AIM: Go through the material below and report how many lines contain "Payment". Give only the number.

Stored entries

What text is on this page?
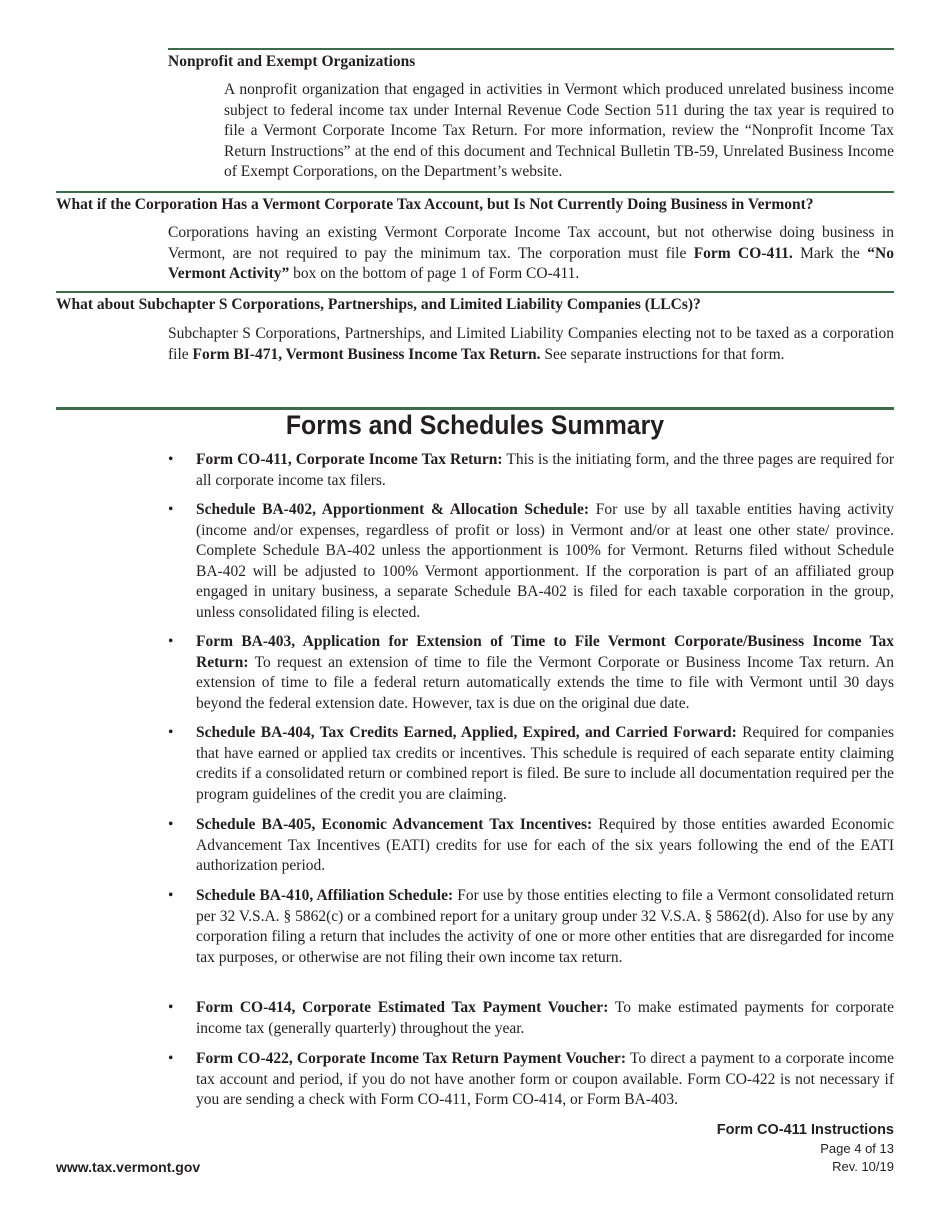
Nonprofit and Exempt Organizations

A nonprofit organization that engaged in activities in Vermont which produced unrelated business income subject to federal income tax under Internal Revenue Code Section 511 during the tax year is required to file a Vermont Corporate Income Tax Return. For more information, review the “Nonprofit Income Tax Return Instructions” at the end of this document and Technical Bulletin TB-59, Unrelated Business Income of Exempt Corporations, on the Department’s website.

What if the Corporation Has a Vermont Corporate Tax Account, but Is Not Currently Doing Business in Vermont?

Corporations having an existing Vermont Corporate Income Tax account, but not otherwise doing business in Vermont, are not required to pay the minimum tax. The corporation must file Form CO-411. Mark the “No Vermont Activity” box on the bottom of page 1 of Form CO-411.

What about Subchapter S Corporations, Partnerships, and Limited Liability Companies (LLCs)?

Subchapter S Corporations, Partnerships, and Limited Liability Companies electing not to be taxed as a corporation file Form BI-471, Vermont Business Income Tax Return. See separate instructions for that form.

Forms and Schedules Summary
• Form CO-411, Corporate Income Tax Return: This is the initiating form, and the three pages are required for all corporate income tax filers.

• Schedule BA-402, Apportionment & Allocation Schedule: For use by all taxable entities having activity (income and/or expenses, regardless of profit or loss) in Vermont and/or at least one other state/ province. Complete Schedule BA-402 unless the apportionment is 100% for Vermont. Returns filed without Schedule BA-402 will be adjusted to 100% Vermont apportionment. If the corporation is part of an affiliated group engaged in unitary business, a separate Schedule BA-402 is filed for each taxable corporation in the group, unless consolidated filing is elected.

• Form BA-403, Application for Extension of Time to File Vermont Corporate/Business Income Tax Return: To request an extension of time to file the Vermont Corporate or Business Income Tax return. An extension of time to file a federal return automatically extends the time to file with Vermont until 30 days beyond the federal extension date. However, tax is due on the original due date.

• Schedule BA-404, Tax Credits Earned, Applied, Expired, and Carried Forward: Required for companies that have earned or applied tax credits or incentives. This schedule is required of each separate entity claiming credits if a consolidated return or combined report is filed. Be sure to include all documentation required per the program guidelines of the credit you are claiming.

• Schedule BA-405, Economic Advancement Tax Incentives: Required by those entities awarded Economic Advancement Tax Incentives (EATI) credits for use for each of the six years following the end of the EATI authorization period.

• Schedule BA-410, Affiliation Schedule: For use by those entities electing to file a Vermont consolidated return per 32 V.S.A. § 5862(c) or a combined report for a unitary group under 32 V.S.A. § 5862(d). Also for use by any corporation filing a return that includes the activity of one or more other entities that are disregarded for income tax purposes, or otherwise are not filing their own income tax return.

• Form CO-414, Corporate Estimated Tax Payment Voucher: To make estimated payments for corporate income tax (generally quarterly) throughout the year.

• Form CO-422, Corporate Income Tax Return Payment Voucher: To direct a payment to a corporate income tax account and period, if you do not have another form or coupon available. Form CO-422 is not necessary if you are sending a check with Form CO-411, Form CO-414, or Form BA-403.

Form CO-411 Instructions
Page 4 of 13
Rev. 10/19
www.tax.vermont.gov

OUTPUT FOR THIS TASK: 2